**PROBLEM STATEMENT**
Extract each line from the entries below that has the string "ensuring" in it.

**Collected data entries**
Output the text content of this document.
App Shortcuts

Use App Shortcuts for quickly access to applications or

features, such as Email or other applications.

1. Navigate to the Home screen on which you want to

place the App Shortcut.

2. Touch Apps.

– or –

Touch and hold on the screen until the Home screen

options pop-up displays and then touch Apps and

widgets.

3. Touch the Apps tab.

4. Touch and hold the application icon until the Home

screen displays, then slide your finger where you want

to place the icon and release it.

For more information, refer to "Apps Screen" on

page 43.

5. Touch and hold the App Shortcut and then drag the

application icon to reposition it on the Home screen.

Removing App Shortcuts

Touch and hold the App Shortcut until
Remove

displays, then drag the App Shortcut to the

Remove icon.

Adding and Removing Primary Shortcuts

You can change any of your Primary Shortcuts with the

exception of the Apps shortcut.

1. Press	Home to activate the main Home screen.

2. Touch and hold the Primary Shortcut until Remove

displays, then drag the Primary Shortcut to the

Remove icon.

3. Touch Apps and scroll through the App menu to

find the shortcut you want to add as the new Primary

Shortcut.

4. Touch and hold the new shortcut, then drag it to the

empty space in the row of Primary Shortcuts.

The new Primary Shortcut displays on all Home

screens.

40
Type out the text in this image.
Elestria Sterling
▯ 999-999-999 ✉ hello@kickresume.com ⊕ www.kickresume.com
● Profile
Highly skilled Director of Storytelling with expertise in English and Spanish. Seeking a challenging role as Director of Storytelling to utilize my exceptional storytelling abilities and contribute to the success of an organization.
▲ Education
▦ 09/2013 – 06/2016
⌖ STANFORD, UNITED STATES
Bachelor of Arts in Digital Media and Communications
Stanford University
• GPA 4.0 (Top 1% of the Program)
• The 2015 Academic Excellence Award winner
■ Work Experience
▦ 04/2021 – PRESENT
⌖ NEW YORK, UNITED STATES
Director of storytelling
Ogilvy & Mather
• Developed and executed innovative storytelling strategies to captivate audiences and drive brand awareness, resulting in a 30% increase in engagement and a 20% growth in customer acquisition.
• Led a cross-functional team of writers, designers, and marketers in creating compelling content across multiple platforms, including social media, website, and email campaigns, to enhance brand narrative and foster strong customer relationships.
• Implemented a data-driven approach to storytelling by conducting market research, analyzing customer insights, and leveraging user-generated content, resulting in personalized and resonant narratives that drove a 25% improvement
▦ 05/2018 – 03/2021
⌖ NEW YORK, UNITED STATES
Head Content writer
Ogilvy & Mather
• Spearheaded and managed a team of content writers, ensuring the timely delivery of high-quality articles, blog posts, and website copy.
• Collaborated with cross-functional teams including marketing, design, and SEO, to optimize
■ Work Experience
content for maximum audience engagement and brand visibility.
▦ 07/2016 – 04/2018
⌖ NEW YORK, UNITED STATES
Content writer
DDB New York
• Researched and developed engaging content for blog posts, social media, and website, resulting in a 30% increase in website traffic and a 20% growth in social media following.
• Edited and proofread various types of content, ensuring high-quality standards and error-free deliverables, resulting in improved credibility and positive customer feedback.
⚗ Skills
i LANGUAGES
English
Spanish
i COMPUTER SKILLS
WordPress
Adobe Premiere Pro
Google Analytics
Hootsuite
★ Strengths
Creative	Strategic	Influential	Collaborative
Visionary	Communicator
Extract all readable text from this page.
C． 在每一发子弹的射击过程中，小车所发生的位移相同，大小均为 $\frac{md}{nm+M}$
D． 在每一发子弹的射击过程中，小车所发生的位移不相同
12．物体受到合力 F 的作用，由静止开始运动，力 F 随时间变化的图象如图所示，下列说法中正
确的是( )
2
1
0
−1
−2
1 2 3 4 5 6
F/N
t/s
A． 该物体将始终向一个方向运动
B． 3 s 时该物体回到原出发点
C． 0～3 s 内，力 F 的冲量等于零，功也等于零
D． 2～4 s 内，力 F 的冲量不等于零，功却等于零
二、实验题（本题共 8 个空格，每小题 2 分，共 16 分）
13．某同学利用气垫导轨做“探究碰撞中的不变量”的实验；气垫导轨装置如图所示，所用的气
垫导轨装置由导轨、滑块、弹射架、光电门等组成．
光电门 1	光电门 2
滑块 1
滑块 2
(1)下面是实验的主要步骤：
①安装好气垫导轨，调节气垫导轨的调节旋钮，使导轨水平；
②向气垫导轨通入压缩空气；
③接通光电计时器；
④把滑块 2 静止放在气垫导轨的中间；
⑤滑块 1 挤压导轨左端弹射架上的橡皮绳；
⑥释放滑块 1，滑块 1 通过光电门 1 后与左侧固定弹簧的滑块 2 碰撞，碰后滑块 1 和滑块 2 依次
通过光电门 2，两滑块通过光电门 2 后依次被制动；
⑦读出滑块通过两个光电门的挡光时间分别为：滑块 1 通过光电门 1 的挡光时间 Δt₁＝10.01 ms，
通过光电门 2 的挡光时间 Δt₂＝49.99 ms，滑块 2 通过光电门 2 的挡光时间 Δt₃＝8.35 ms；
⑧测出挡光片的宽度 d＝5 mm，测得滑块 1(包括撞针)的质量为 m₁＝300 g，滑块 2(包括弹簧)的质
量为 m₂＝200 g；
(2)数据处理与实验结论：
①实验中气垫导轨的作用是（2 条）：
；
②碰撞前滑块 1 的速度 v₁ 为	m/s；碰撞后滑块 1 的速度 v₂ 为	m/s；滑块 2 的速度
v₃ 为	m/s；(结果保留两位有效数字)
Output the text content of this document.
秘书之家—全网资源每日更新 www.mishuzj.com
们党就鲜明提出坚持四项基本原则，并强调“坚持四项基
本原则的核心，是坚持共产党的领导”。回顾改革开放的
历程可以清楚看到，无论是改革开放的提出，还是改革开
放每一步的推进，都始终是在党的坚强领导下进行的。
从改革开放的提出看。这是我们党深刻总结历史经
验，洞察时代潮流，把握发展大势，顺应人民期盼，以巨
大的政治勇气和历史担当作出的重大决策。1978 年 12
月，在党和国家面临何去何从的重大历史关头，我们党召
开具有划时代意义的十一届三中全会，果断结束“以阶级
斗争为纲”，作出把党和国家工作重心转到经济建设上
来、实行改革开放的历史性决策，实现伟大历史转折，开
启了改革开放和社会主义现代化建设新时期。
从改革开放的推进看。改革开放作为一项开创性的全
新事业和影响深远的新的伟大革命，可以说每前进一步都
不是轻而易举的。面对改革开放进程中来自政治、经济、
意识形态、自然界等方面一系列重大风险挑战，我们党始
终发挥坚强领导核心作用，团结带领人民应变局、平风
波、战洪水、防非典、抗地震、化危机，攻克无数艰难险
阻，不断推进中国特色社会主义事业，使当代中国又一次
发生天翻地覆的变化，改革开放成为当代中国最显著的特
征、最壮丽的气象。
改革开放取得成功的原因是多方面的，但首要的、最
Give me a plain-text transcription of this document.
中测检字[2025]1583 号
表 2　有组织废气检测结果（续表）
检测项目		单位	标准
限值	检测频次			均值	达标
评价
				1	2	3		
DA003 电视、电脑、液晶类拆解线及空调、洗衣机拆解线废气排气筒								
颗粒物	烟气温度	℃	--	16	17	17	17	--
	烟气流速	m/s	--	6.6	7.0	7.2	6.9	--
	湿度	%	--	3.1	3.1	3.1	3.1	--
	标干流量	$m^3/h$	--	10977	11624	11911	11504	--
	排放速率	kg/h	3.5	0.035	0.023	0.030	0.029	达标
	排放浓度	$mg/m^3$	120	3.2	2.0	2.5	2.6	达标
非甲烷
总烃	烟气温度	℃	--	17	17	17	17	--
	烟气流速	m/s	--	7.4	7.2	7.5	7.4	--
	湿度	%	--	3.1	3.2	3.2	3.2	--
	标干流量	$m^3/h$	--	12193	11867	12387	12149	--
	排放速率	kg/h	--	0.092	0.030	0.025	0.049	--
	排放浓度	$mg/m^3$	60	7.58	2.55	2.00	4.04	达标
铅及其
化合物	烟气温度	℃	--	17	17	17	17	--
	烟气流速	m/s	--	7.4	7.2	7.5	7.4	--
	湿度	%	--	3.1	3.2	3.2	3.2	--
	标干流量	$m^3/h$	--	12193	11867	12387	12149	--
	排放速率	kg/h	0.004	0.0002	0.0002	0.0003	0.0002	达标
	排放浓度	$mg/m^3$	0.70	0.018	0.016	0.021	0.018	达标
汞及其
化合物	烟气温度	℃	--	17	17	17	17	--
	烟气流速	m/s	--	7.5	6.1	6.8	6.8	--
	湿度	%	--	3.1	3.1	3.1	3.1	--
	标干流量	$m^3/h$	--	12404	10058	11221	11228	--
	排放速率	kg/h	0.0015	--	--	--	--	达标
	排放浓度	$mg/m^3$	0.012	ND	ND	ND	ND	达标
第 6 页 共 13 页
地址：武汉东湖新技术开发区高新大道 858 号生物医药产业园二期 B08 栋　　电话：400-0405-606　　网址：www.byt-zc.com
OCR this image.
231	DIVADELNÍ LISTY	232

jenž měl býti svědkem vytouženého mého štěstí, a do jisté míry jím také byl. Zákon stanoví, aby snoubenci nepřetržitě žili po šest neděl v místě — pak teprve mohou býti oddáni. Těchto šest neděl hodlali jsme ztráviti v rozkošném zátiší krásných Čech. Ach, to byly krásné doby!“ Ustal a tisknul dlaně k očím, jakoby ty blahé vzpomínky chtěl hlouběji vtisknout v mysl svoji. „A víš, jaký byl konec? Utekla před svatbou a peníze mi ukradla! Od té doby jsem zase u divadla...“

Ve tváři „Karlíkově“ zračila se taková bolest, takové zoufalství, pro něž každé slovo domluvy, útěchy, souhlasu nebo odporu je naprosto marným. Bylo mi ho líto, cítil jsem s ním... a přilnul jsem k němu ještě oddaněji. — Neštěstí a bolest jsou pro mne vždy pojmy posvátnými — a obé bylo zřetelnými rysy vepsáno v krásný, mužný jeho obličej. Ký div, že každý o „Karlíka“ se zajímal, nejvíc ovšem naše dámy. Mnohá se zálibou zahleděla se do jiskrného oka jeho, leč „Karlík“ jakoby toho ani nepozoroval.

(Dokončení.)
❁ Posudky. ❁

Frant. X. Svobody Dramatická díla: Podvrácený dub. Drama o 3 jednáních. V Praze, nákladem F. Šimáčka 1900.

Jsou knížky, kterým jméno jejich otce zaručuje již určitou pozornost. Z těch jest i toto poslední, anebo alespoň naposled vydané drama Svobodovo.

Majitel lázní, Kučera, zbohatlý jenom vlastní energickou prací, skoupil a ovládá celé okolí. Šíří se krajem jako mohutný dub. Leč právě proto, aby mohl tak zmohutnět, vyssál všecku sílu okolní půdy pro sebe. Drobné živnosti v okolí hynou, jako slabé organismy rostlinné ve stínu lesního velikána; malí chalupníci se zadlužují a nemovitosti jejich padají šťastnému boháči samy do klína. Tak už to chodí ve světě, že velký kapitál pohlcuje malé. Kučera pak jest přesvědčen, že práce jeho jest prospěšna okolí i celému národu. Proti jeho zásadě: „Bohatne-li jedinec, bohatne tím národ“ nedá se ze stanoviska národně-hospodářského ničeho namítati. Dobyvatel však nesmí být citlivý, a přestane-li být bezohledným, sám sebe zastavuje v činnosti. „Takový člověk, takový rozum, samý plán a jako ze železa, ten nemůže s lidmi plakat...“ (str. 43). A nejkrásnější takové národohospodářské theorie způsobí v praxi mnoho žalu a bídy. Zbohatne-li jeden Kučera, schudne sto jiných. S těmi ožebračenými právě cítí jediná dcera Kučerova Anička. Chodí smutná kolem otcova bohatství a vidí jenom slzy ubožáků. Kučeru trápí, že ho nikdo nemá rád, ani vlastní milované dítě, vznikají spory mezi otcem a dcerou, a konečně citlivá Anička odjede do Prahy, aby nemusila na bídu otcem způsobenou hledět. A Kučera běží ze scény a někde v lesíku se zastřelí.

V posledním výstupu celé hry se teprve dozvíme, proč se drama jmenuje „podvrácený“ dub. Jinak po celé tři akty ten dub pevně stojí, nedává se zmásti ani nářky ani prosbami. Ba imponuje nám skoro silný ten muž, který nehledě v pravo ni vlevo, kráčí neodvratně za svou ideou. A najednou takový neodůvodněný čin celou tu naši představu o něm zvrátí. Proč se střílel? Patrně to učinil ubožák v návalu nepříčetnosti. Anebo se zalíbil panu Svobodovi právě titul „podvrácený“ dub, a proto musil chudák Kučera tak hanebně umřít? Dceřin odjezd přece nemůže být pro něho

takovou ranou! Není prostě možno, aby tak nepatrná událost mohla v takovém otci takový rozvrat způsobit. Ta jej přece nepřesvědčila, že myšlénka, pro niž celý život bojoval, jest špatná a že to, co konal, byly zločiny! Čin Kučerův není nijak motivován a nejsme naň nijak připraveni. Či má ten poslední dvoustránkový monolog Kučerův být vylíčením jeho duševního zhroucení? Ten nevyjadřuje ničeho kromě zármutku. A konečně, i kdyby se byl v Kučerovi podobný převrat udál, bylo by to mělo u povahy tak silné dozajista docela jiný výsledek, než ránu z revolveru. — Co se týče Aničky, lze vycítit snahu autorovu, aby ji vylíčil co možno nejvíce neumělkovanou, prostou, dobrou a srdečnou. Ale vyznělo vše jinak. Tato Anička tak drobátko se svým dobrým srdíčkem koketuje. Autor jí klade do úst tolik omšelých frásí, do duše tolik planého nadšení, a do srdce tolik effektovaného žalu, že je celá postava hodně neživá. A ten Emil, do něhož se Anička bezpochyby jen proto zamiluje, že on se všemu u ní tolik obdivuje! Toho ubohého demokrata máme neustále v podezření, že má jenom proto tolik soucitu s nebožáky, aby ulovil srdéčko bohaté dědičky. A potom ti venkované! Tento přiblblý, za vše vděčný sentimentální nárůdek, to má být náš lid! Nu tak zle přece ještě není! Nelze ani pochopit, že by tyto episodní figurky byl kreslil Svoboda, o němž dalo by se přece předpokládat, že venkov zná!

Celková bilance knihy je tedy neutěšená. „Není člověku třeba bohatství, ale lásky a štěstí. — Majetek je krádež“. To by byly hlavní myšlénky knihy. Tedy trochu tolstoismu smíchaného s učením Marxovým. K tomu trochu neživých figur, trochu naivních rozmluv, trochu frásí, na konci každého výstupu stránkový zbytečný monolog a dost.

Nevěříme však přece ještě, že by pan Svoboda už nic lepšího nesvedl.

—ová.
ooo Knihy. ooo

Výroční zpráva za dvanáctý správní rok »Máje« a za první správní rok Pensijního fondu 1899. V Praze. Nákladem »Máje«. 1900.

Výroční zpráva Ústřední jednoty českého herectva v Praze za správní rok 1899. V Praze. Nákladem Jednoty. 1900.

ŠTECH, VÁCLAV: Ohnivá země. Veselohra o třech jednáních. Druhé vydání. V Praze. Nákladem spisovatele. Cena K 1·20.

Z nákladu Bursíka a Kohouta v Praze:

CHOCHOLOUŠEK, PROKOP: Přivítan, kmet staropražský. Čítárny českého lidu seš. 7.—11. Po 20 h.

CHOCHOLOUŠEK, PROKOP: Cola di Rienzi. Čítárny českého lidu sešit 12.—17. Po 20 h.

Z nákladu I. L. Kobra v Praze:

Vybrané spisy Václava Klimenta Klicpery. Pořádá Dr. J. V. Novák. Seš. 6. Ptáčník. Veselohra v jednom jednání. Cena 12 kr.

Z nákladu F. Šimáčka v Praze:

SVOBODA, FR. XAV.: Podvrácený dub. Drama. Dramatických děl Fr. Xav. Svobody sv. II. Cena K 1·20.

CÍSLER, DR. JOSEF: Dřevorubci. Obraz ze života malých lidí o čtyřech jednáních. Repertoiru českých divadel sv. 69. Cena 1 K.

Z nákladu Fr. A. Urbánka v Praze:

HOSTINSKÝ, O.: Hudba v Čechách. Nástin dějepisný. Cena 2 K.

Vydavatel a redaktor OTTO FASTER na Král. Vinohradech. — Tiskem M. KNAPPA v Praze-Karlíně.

**WRITTEN RESPONSE**
• Spearheaded and managed a team of content writers, ensuring the timely delivery of high-quality articles, blog posts, and website copy.
• Edited and proofread various types of content, ensuring high-quality standards and error-free deliverables, resulting in improved credibility and positive customer feedback.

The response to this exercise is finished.